▶ _WHAT IS EXPECTED_
Look through the data below and report how many lines include "input". Only the number should be given.

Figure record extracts
[Begin]

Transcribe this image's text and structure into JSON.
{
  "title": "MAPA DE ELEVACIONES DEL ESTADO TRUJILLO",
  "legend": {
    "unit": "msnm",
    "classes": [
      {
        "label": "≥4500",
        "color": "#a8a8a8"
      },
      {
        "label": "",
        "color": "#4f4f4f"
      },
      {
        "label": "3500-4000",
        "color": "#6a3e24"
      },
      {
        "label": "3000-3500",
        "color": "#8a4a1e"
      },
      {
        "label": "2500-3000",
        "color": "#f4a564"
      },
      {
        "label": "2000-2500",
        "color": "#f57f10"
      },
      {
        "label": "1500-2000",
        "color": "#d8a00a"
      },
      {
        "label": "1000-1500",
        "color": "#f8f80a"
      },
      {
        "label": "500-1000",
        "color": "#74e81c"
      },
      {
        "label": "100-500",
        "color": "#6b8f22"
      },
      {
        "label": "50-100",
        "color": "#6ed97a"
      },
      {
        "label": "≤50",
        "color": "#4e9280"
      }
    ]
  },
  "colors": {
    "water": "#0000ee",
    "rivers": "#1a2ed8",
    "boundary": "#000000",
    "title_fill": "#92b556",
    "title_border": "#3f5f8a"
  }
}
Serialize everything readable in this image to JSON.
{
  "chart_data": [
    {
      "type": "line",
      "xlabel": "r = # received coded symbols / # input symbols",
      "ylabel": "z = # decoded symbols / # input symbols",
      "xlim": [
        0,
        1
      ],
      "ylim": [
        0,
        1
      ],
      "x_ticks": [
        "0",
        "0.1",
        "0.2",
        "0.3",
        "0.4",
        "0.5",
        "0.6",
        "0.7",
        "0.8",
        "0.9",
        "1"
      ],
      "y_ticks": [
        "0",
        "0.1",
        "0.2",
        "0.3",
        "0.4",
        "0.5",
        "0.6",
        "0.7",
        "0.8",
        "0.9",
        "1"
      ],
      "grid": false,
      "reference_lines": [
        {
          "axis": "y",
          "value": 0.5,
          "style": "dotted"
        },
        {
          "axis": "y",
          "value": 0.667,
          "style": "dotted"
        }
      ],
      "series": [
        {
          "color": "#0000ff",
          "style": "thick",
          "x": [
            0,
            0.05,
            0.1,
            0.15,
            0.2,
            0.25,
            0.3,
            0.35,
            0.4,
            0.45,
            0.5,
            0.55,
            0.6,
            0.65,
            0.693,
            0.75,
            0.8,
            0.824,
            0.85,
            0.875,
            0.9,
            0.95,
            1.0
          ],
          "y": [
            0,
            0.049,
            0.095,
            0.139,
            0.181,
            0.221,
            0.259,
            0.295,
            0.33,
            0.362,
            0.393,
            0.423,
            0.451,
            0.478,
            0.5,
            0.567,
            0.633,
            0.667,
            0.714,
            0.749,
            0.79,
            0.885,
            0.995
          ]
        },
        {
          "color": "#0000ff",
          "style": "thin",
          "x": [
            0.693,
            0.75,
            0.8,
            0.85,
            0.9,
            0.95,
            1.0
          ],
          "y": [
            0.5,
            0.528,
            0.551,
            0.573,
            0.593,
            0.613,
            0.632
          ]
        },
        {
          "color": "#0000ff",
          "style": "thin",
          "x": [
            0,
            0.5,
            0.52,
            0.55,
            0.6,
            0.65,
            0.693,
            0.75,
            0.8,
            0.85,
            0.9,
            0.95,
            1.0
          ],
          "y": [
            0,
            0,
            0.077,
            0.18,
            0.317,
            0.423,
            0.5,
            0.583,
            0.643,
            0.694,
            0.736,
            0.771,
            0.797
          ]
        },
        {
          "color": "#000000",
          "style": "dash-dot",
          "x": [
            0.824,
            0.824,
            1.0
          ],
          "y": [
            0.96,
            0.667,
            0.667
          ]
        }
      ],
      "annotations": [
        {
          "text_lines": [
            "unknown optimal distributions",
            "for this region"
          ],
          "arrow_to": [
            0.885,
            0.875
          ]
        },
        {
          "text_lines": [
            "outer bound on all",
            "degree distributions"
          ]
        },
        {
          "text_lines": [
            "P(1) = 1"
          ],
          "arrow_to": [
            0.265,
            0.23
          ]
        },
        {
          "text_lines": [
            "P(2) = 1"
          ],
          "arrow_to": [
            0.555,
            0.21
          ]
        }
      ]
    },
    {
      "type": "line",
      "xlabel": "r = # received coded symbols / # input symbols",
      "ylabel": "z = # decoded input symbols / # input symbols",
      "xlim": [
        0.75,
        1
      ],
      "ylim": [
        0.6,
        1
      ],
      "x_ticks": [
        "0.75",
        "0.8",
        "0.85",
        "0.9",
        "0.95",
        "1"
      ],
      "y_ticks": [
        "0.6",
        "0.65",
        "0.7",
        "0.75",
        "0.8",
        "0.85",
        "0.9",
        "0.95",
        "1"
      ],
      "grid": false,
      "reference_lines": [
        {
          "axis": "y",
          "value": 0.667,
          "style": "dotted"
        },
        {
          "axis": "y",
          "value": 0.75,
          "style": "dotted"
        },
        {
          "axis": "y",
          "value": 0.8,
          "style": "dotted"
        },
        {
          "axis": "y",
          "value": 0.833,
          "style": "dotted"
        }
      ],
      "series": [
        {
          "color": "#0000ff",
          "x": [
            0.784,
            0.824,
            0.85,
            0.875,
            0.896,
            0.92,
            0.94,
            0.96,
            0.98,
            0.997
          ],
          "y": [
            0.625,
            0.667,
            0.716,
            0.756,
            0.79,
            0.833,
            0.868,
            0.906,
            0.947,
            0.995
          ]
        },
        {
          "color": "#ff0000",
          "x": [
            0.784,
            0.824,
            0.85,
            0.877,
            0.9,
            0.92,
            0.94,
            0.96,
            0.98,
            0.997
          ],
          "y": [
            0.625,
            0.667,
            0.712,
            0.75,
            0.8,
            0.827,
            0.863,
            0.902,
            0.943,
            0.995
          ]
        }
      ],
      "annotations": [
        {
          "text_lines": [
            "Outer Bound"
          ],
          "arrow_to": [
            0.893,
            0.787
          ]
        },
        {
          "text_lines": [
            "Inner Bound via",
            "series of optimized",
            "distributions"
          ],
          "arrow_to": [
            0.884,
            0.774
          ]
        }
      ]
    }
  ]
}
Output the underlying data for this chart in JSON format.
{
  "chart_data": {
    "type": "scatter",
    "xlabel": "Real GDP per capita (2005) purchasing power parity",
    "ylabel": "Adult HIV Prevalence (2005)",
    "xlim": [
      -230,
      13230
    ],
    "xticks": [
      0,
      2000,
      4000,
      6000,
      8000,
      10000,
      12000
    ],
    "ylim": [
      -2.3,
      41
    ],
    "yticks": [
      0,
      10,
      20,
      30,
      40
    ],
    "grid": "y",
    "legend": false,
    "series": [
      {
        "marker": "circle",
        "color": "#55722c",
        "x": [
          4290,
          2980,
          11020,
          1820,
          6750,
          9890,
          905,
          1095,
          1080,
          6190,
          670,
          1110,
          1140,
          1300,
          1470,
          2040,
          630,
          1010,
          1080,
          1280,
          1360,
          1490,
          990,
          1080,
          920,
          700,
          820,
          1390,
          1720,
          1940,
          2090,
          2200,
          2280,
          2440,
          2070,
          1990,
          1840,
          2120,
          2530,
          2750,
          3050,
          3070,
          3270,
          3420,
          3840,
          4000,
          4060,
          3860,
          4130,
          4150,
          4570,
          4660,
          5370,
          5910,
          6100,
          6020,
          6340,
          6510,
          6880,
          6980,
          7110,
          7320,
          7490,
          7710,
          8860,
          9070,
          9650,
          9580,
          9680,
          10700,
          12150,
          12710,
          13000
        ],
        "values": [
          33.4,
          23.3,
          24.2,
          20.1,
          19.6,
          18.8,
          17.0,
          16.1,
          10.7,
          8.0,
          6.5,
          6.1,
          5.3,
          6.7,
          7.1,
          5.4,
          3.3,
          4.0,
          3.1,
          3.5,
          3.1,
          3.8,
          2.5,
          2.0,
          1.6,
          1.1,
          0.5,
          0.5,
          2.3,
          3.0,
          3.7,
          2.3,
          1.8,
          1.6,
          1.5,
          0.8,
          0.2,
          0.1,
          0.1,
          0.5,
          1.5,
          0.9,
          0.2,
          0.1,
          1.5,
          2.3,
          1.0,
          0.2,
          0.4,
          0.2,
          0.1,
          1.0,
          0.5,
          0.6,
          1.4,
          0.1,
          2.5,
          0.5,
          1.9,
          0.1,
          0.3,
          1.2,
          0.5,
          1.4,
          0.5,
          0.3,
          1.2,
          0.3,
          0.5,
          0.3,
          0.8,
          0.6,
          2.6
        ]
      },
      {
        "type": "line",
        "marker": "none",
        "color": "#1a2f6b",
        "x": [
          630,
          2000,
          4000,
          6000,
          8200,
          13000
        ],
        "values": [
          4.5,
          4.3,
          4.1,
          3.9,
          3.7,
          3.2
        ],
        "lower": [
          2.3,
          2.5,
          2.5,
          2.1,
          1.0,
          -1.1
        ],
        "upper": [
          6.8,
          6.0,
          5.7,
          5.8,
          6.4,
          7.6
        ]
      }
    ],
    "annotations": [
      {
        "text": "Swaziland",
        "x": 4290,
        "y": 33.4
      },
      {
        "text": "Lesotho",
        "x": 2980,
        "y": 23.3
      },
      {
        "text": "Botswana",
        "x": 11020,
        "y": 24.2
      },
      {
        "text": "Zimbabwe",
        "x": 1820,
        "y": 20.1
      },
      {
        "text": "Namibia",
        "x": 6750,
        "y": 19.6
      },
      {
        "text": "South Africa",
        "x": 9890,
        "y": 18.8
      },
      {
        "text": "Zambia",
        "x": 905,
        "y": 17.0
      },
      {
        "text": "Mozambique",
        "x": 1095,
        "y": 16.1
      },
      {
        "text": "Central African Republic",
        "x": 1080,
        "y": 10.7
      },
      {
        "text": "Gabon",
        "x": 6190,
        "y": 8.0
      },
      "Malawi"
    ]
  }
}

[End]

▶ _EXERCISE OUTPUT_
4